## [DOCUMENT SEGMENT]
━━━━━━━━━━━━━━━━

Nine bids were received at bid opening, and Farrar was the apparent low bidder. The contracting officer reviewed Farrar's bid and determined it nonresponsive for failing to acknowledge amendment No. 0002.  As a result, the contract was awarded to the second low bidder, LM & E Co., Inc. Farrar timely protested to the contracting agency that its failure to acknowledge the amendments should be considered a minor informality since, according to Farrar, the changes in the amendments do not materially affect its bid price. The agency denied the agency-level protest, and Farrar filed this protest in our Office. Farrar reiterates its allegation that the amendments were immaterial and further contends that it did not acknowledge the amendments because the agency failed to send them to the protester.
The issue to be resolved initially is whether the agency properly determined that amendment No. 0002 was material, such that Farrar's failure to acknowledge this amendment rendered its bid nonresponsive. Generally, a bid which does not include an acknowledgment of a material amendment must be rejected as nonresponsive because, absent such acknowledgment, the bidder is not obligated to comply with the terms of the amendment. LaCorte ECM, Inc., B-231448.2, Aug. 31, 1988, 88-2 CPD Para. 195. Even where an amendment may not have a clear effect on price, quantity, or quality, it still is considered material where it changes the legal relationship between the parties, by increasing or changing the contractor's obligation or responsibilities, in some material manner. Anacomp, Inc., B-256788, July 27, 1994, 94-2 CPD Para. 44. Here, the solicitation, as originally issued, required the contractor to purchase certain parts from a designated source. As a result of amendment No. 0002, the contractor is required to manufacture these parts to specific specifications. Since the amendment imposed this differing additional obligation on the contractor, the amendment was material, regardless of its effect on bid prices. Universal Parking Corp., 69 Comp.Gen. 31 (1989), 89-2 CPD Para. 367. Consequently, the agency properly determined not to waive Farrar's failure to acknowledge amendment No. 0002 as a minor informality.

━━━━━━━━━━━━━━━━

## [ENTRIES PROVIDED]

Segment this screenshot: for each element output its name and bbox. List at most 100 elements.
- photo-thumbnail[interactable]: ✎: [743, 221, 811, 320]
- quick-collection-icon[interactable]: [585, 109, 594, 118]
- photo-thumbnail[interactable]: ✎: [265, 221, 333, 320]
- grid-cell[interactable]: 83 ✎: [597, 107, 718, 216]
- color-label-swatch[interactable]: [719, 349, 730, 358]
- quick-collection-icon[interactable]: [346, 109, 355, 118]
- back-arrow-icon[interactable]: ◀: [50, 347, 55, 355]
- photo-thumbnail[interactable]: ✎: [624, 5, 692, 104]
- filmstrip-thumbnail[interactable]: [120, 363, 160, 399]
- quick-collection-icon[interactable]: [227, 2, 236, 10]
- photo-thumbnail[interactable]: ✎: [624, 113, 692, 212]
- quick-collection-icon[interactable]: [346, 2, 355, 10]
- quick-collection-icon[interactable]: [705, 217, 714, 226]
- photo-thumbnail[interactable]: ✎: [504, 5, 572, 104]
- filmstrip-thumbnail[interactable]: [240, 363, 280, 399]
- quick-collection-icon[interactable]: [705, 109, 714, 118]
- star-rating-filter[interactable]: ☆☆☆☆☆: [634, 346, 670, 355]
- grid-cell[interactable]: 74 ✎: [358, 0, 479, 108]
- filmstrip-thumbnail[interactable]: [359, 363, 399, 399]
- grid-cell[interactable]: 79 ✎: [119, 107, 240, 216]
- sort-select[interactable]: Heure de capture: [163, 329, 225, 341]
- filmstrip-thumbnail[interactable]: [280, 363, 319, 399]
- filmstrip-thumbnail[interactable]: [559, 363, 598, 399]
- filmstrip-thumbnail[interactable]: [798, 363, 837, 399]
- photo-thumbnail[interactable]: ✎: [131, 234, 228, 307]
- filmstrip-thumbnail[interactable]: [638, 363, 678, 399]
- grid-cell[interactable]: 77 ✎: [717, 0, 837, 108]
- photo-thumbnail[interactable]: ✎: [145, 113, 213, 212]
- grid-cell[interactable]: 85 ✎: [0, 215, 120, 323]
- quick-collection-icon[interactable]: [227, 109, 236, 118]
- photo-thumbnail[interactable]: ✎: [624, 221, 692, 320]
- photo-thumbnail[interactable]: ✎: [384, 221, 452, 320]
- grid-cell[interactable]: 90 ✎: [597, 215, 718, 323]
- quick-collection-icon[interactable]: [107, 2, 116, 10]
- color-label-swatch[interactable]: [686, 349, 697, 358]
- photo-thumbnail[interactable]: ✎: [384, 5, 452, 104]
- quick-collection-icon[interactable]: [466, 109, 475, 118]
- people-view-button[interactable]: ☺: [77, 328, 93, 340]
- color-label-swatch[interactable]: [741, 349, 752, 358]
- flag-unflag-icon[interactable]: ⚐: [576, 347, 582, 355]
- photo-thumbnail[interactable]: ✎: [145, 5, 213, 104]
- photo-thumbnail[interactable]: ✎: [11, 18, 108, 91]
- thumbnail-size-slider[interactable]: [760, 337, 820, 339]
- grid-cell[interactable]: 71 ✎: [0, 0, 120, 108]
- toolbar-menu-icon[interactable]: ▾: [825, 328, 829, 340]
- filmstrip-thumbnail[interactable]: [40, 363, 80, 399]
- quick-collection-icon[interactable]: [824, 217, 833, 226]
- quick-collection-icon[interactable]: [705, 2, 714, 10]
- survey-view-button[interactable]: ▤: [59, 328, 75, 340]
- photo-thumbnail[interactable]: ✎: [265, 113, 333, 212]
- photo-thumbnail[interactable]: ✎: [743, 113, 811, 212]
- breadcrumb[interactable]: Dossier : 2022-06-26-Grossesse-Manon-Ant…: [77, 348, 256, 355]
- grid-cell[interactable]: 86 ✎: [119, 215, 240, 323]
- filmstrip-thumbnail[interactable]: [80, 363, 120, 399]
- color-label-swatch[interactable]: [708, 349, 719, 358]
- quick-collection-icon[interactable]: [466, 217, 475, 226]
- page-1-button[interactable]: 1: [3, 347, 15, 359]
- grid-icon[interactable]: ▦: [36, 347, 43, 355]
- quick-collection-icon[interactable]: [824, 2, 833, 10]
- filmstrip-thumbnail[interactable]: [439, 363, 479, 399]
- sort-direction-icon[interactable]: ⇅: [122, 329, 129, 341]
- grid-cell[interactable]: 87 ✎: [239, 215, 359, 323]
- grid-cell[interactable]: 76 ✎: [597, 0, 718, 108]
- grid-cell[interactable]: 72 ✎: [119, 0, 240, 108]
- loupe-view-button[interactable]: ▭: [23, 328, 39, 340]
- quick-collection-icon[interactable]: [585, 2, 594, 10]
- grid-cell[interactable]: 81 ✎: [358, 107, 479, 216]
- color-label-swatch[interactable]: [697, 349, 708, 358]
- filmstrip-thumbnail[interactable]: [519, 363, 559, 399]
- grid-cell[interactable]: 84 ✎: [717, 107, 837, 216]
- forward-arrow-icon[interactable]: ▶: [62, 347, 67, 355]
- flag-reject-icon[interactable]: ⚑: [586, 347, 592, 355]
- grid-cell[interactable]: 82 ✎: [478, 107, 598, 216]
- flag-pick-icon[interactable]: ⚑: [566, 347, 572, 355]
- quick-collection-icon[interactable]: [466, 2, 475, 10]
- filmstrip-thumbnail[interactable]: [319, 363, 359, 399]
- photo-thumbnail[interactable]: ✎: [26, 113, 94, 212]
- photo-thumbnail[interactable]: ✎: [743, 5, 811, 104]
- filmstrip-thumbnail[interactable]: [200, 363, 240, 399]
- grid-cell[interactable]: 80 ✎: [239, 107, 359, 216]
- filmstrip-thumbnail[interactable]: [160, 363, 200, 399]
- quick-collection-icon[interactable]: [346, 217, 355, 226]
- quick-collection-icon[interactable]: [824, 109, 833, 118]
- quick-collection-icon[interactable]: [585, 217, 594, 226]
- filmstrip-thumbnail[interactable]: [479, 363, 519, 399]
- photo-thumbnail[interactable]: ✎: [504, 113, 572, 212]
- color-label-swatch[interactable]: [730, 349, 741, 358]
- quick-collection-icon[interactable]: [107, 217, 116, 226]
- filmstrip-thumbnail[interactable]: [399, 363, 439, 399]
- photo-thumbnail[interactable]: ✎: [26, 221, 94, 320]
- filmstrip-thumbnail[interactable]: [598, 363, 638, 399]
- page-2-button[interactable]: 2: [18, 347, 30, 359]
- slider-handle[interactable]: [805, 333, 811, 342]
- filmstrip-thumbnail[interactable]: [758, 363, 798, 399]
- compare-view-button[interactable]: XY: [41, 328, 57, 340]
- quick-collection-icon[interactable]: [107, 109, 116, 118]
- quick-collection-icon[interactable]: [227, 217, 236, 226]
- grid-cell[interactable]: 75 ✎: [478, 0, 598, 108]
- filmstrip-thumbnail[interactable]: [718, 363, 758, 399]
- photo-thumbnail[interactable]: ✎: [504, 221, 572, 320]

━━━━━━━━━━━━━━━━

## [WHAT IS BEING ASKED]
Continue the bid protest decision about Farrar's unacknowledged amendment, starting right after its final sentence.

## [ANSWER BELOW]
Farrar argues in its protest to our Office that it was improper for the agency to reject its bid as nonresponsive when it was prevented from acknowledging the amendment by the agency's failure to send it the amendment. The Army responds that Farrar did not appear on the initial bidders list supplied by the agency's Small Business Office, and that it never received a request from Farrar for a copy of this solicitation.  As a result, the agency states that Farrar was not on the agency's mailing list and was not sent either the initial solicitation or the amendments. The agency surmises that Farrar obtained its copy of the IFB from a source other than the contracting activity. The agency notes that it is the responsibility of a bidder who obtains a solicitation from a source other than the contracting activity to check with that source or the contracting activity to ensure that no amendments have been issued.
A prospective bidder bears the risk of not receiving an IFB amendment unless there is evidence establishing that the agency failed to comply with the regulatory requirements for notice and distribution of amendments. Monterey Advanced Imaging Ctr., B-253152, Aug. 24, 1993, 93-2 CPD Para. 118. The relevant regulatory requirement in this protest is the requirement in Federal Acquisition Regulation (FAR) Sec. 14.205-1(c) that the names of prospective bidders who request a copy of the solicitation be added to the mailing list, so that they will be furnished a copy of any amendments.
The parties disagree about whether Farrar requested a copy of the IFB from the Army. Farrar insists that it both requested and received the IFB from the Army, while the agency responds that it never received a request from Farrar and did not send the IFB to Farrar, thus, Farrar must have received its copy from another source. This factual dispute is central to the protest because, if Farrar had requested the IFB from the Army, FAR Sec. 14.205-1(c) would require that Farrar's name and address be added to the mailing list for the amendments, and the Army not having done so, and consequently not having mailed a copy of the amendments to Farrar, would be improper.
Both the agency and the protester submitted documentary evidence to support their respective positions concerning whether or not the protester requested a copy of the IFB from the agency. Farrar included with its protest a document identified as its "original request for quote." This undated letter is addressed to the contracting activity and requests a copy of the IFB. The notation "FAXED" is stamped on the upper right hand corner of this letter, with a hand-written notation underneath that reads "filed 4-18-94." The agency notes in its report that the CBD notice gave an estimated bid due date of January 14, 1994, 3 months earlier than the hand-written date on Farrar's letter, and that it is implausible that a bidder would have waited until April to request the IFB.
In its comments on the agency report, Farrar then submitted an unsigned document dated December 2, 1993, titled "original request from CBD," and addressed to the contracting activity requesting a copy of the IFB.  Farrar contends in its comments that it received the bid package from the agency as a result of its "original request." Farrar also submitted with its comments another copy of its April 18, 1994, request for the IFB, now identified as a "duplicate request."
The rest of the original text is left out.